Go through each line of the records below and count those with the word "کلرید"; give only the total.

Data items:
========

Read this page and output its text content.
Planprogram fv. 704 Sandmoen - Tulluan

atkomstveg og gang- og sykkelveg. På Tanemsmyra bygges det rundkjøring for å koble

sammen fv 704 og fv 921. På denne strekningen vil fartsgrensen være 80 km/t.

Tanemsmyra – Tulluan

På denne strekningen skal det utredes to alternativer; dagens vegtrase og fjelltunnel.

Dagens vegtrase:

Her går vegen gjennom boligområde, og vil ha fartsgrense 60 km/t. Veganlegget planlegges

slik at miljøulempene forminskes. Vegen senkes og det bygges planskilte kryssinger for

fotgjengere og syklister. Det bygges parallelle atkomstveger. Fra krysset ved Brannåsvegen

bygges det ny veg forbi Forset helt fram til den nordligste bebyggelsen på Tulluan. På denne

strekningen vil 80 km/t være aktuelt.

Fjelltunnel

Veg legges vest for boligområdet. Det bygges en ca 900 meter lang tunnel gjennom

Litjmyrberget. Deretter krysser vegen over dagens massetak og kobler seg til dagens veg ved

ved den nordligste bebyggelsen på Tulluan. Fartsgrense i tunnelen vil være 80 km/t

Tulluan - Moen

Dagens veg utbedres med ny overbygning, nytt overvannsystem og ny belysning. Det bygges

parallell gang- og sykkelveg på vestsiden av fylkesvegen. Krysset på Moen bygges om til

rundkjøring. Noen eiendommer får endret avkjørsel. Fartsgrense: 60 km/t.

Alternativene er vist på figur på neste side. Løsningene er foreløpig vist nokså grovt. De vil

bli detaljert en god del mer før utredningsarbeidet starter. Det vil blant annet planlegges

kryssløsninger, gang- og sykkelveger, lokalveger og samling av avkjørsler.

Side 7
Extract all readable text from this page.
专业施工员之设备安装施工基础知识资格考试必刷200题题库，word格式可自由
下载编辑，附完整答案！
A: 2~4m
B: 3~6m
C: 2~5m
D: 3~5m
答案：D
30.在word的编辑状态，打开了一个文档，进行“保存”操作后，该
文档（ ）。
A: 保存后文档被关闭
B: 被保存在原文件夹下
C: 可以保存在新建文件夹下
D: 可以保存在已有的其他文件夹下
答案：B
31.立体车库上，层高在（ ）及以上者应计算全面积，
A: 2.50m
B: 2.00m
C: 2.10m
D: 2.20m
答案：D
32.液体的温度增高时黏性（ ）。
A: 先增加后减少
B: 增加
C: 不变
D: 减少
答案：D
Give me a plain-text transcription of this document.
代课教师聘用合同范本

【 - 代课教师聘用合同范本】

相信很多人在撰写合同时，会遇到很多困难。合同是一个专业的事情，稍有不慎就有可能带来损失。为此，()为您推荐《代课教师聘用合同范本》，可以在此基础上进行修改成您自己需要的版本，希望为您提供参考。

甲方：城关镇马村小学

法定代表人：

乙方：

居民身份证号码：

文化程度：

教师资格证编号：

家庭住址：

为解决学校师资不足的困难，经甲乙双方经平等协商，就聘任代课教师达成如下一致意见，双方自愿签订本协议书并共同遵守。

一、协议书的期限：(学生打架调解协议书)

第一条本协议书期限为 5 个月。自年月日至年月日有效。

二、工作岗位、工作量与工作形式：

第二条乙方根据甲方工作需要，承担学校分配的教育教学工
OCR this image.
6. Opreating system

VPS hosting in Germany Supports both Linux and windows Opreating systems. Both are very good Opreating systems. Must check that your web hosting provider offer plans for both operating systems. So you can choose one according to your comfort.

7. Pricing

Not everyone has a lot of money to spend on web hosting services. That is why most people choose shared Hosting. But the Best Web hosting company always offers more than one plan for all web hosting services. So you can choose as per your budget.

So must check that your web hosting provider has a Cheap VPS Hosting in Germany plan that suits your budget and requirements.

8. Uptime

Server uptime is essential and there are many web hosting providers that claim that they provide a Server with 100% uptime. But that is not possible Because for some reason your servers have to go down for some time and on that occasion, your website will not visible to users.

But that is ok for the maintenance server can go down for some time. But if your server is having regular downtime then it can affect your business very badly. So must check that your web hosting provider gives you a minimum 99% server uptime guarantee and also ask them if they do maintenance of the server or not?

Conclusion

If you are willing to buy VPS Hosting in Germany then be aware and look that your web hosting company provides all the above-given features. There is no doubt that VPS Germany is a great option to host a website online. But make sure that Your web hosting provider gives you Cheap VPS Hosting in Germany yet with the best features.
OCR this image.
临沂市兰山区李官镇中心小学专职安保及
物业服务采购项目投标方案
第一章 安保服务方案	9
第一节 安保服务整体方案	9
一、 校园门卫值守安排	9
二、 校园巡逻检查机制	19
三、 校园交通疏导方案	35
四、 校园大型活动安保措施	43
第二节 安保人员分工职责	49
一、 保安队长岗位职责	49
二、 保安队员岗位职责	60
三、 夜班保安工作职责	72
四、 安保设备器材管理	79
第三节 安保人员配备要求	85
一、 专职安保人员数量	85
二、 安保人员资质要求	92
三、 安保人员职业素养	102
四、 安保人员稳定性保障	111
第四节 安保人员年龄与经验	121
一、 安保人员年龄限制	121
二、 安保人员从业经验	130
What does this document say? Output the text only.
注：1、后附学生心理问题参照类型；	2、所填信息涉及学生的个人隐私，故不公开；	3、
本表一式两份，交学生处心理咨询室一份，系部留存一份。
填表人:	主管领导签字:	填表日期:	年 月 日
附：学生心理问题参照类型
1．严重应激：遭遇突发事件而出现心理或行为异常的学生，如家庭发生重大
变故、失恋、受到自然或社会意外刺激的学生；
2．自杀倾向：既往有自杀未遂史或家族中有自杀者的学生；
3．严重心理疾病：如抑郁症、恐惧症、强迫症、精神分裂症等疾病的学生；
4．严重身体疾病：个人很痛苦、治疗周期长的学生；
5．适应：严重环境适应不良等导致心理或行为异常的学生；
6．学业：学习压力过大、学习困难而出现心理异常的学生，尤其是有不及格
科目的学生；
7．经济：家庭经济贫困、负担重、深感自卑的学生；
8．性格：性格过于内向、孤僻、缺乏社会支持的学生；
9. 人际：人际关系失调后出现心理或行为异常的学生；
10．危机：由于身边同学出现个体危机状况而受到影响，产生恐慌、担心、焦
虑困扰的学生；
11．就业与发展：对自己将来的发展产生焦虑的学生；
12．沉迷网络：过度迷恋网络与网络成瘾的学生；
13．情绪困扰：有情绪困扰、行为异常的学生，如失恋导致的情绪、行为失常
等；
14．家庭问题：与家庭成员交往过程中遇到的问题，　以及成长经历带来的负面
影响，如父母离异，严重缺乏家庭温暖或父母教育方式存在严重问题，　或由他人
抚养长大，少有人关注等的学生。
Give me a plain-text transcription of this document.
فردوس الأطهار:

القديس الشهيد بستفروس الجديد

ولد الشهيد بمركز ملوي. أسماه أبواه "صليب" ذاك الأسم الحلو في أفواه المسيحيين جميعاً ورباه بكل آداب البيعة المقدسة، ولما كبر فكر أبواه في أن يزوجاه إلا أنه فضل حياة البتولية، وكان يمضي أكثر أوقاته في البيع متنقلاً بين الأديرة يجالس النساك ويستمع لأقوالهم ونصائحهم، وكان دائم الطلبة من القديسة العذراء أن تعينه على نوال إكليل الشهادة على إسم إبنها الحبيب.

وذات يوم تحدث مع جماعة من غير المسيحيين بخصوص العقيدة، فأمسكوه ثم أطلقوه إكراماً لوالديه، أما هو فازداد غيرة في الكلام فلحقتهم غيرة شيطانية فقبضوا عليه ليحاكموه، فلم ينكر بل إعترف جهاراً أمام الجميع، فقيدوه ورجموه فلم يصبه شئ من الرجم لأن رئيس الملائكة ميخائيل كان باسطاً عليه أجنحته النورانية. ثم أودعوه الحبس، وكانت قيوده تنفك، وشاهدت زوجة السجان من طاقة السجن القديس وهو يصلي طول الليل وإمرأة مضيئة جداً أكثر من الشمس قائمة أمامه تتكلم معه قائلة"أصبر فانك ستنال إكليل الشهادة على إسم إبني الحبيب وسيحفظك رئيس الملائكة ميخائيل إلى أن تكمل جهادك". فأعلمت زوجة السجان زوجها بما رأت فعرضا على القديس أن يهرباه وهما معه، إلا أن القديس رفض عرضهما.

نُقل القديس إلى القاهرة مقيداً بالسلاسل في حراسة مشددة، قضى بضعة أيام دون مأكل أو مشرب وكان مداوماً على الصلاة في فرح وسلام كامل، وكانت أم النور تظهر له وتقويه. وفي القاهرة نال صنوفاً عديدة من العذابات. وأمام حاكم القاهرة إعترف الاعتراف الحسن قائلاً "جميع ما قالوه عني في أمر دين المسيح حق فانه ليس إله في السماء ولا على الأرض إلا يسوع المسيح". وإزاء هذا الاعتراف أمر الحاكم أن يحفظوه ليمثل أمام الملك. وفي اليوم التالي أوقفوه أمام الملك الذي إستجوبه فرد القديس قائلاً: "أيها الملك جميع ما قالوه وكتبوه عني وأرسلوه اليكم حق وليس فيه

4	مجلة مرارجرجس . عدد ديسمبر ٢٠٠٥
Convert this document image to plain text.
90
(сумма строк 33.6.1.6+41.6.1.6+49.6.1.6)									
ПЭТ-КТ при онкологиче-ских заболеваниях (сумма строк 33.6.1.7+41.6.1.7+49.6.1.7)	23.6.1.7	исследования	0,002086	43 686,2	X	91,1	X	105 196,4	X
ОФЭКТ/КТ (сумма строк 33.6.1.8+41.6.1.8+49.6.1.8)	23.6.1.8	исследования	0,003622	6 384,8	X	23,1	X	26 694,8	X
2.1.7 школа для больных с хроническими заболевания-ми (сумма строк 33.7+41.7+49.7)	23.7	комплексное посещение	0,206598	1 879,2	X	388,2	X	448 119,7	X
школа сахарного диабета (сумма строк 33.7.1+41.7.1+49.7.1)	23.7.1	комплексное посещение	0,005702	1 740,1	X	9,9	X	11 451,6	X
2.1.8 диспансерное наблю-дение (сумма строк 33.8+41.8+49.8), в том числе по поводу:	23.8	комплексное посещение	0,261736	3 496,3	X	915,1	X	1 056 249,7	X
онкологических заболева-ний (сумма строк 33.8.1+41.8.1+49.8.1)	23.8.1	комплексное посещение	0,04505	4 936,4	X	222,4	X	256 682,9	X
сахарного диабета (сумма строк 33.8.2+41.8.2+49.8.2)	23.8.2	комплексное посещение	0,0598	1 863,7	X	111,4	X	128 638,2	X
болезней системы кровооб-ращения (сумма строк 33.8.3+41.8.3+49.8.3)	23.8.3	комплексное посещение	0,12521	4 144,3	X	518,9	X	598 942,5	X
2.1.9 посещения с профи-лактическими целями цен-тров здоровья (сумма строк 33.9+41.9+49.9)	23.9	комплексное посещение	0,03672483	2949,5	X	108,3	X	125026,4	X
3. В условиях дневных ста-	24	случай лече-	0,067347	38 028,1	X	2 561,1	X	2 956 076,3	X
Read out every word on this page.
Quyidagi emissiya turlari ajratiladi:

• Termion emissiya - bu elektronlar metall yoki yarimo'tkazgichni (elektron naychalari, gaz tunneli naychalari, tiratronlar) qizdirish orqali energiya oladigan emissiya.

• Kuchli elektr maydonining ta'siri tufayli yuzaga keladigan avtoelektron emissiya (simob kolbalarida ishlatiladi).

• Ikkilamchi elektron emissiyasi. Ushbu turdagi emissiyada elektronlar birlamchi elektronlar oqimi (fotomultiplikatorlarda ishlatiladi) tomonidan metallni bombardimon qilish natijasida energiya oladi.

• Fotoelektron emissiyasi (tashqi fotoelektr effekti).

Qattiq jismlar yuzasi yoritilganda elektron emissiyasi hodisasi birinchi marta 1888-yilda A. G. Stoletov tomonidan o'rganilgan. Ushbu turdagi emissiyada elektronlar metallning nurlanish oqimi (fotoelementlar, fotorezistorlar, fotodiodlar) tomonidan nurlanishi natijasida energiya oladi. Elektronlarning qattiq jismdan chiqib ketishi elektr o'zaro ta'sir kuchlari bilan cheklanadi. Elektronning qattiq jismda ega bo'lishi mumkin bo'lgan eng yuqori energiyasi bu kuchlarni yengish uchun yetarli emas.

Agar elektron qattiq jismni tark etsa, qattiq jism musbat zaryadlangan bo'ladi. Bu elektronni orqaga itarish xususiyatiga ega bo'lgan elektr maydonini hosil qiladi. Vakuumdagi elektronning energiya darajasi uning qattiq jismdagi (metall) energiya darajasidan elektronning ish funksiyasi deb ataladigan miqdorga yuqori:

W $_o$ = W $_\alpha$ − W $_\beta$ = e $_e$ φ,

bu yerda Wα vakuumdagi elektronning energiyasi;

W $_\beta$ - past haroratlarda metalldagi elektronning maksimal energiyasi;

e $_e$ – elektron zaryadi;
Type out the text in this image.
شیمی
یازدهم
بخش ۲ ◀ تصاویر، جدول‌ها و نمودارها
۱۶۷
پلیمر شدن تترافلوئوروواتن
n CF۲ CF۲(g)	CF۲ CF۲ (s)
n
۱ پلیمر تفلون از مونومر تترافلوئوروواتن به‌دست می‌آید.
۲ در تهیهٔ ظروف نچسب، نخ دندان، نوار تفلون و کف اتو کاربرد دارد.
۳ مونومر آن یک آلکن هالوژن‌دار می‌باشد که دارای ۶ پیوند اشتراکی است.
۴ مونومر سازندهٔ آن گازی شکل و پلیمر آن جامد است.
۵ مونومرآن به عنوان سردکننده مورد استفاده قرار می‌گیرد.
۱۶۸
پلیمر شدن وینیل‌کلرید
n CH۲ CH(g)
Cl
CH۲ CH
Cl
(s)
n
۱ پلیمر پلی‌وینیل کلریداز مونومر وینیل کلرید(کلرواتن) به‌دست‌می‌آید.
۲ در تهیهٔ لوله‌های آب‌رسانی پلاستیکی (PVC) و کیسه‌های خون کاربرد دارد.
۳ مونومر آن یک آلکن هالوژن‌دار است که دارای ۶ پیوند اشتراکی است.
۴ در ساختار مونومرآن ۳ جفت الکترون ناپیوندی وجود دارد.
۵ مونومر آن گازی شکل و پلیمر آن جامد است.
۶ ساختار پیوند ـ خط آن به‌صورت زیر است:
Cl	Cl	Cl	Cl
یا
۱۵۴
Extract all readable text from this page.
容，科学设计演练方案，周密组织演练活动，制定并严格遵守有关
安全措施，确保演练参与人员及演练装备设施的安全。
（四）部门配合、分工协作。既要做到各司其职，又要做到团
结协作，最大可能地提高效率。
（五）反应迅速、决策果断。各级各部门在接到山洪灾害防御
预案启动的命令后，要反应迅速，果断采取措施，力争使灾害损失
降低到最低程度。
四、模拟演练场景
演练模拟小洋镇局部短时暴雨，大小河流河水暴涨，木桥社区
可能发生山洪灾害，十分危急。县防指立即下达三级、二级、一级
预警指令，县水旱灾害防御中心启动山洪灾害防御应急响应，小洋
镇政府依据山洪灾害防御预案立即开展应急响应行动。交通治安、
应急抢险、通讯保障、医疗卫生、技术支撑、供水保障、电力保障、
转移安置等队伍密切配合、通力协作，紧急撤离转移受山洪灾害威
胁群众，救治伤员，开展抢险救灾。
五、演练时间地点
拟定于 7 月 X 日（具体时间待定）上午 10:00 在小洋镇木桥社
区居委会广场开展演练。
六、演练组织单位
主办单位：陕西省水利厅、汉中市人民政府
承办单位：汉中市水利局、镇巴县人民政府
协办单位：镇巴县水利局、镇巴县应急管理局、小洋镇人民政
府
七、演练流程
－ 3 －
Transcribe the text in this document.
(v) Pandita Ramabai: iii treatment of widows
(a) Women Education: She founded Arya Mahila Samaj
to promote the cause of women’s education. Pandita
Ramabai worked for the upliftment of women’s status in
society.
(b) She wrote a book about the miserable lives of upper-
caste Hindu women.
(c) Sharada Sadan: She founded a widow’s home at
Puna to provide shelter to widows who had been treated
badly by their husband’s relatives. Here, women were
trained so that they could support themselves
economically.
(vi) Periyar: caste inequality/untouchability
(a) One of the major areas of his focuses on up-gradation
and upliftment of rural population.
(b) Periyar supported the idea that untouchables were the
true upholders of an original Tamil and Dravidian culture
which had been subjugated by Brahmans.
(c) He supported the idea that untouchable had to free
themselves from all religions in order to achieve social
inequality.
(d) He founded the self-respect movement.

========

• _Solved exercise_
2